Given exercise: Every line below should be repeated exactly.

──────

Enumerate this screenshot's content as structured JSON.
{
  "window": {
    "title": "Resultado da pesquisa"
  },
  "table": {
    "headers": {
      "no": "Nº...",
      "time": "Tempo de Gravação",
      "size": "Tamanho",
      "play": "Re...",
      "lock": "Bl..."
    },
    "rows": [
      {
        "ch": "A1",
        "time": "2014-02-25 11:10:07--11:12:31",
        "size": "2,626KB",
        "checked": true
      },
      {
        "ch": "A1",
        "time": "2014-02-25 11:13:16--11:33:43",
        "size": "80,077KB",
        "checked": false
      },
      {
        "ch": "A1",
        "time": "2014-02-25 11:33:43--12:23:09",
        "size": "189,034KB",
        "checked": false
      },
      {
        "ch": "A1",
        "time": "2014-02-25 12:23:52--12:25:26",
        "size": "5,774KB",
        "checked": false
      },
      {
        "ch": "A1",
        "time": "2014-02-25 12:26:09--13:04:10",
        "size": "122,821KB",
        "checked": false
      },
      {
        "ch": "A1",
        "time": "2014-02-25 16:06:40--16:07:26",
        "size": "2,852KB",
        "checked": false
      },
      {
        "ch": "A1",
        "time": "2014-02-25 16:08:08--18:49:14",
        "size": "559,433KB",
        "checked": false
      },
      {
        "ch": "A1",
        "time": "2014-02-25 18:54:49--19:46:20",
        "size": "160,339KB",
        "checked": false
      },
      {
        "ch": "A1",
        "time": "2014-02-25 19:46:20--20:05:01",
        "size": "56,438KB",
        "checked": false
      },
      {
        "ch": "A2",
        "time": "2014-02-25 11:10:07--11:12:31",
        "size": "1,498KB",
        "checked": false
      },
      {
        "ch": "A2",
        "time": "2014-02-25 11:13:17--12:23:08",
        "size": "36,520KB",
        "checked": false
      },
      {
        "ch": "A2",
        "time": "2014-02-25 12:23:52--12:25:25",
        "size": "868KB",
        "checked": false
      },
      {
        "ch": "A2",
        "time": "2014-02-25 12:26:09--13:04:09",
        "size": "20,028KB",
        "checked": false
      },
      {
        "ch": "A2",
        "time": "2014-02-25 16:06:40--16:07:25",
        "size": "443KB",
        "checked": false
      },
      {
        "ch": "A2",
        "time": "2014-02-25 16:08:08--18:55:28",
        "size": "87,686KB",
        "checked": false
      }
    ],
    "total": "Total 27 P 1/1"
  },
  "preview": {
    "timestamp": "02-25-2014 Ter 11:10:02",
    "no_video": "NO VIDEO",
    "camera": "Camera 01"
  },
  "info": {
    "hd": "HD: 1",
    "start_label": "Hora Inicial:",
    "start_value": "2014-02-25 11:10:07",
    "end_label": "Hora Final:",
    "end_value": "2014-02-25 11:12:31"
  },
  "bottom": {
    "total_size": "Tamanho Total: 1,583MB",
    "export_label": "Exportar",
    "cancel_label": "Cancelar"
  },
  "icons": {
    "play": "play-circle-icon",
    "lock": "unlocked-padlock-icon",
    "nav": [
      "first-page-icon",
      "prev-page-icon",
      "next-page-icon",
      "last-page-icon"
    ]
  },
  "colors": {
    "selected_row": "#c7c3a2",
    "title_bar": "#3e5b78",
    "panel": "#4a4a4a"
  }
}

──────

The response:
Enumerate this screenshot's content as structured JSON.
{
  "window": {
    "title": "Resultado da pesquisa"
  },
  "table": {
    "headers": {
      "no": "Nº...",
      "time": "Tempo de Gravação",
      "size": "Tamanho",
      "play": "Re...",
      "lock": "Bl..."
    },
    "rows": [
      {
        "ch": "A1",
        "time": "2014-02-25 11:10:07--11:12:31",
        "size": "2,626KB",
        "checked": true
      },
      {
        "ch": "A1",
        "time": "2014-02-25 11:13:16--11:33:43",
        "size": "80,077KB",
        "checked": false
      },
      {
        "ch": "A1",
        "time": "2014-02-25 11:33:43--12:23:09",
        "size": "189,034KB",
        "checked": false
      },
      {
        "ch": "A1",
        "time": "2014-02-25 12:23:52--12:25:26",
        "size": "5,774KB",
        "checked": false
      },
      {
        "ch": "A1",
        "time": "2014-02-25 12:26:09--13:04:10",
        "size": "122,821KB",
        "checked": false
      },
      {
        "ch": "A1",
        "time": "2014-02-25 16:06:40--16:07:26",
        "size": "2,852KB",
        "checked": false
      },
      {
        "ch": "A1",
        "time": "2014-02-25 16:08:08--18:49:14",
        "size": "559,433KB",
        "checked": false
      },
      {
        "ch": "A1",
        "time": "2014-02-25 18:54:49--19:46:20",
        "size": "160,339KB",
        "checked": false
      },
      {
        "ch": "A1",
        "time": "2014-02-25 19:46:20--20:05:01",
        "size": "56,438KB",
        "checked": false
      },
      {
        "ch": "A2",
        "time": "2014-02-25 11:10:07--11:12:31",
        "size": "1,498KB",
        "checked": false
      },
      {
        "ch": "A2",
        "time": "2014-02-25 11:13:17--12:23:08",
        "size": "36,520KB",
        "checked": false
      },
      {
        "ch": "A2",
        "time": "2014-02-25 12:23:52--12:25:25",
        "size": "868KB",
        "checked": false
      },
      {
        "ch": "A2",
        "time": "2014-02-25 12:26:09--13:04:09",
        "size": "20,028KB",
        "checked": false
      },
      {
        "ch": "A2",
        "time": "2014-02-25 16:06:40--16:07:25",
        "size": "443KB",
        "checked": false
      },
      {
        "ch": "A2",
        "time": "2014-02-25 16:08:08--18:55:28",
        "size": "87,686KB",
        "checked": false
      }
    ],
    "total": "Total 27 P 1/1"
  },
  "preview": {
    "timestamp": "02-25-2014 Ter 11:10:02",
    "no_video": "NO VIDEO",
    "camera": "Camera 01"
  },
  "info": {
    "hd": "HD: 1",
    "start_label": "Hora Inicial:",
    "start_value": "2014-02-25 11:10:07",
    "end_label": "Hora Final:",
    "end_value": "2014-02-25 11:12:31"
  },
  "bottom": {
    "total_size": "Tamanho Total: 1,583MB",
    "export_label": "Exportar",
    "cancel_label": "Cancelar"
  },
  "icons": {
    "play": "play-circle-icon",
    "lock": "unlocked-padlock-icon",
    "nav": [
      "first-page-icon",
      "prev-page-icon",
      "next-page-icon",
      "last-page-icon"
    ]
  },
  "colors": {
    "selected_row": "#c7c3a2",
    "title_bar": "#3e5b78",
    "panel": "#4a4a4a"
  }
}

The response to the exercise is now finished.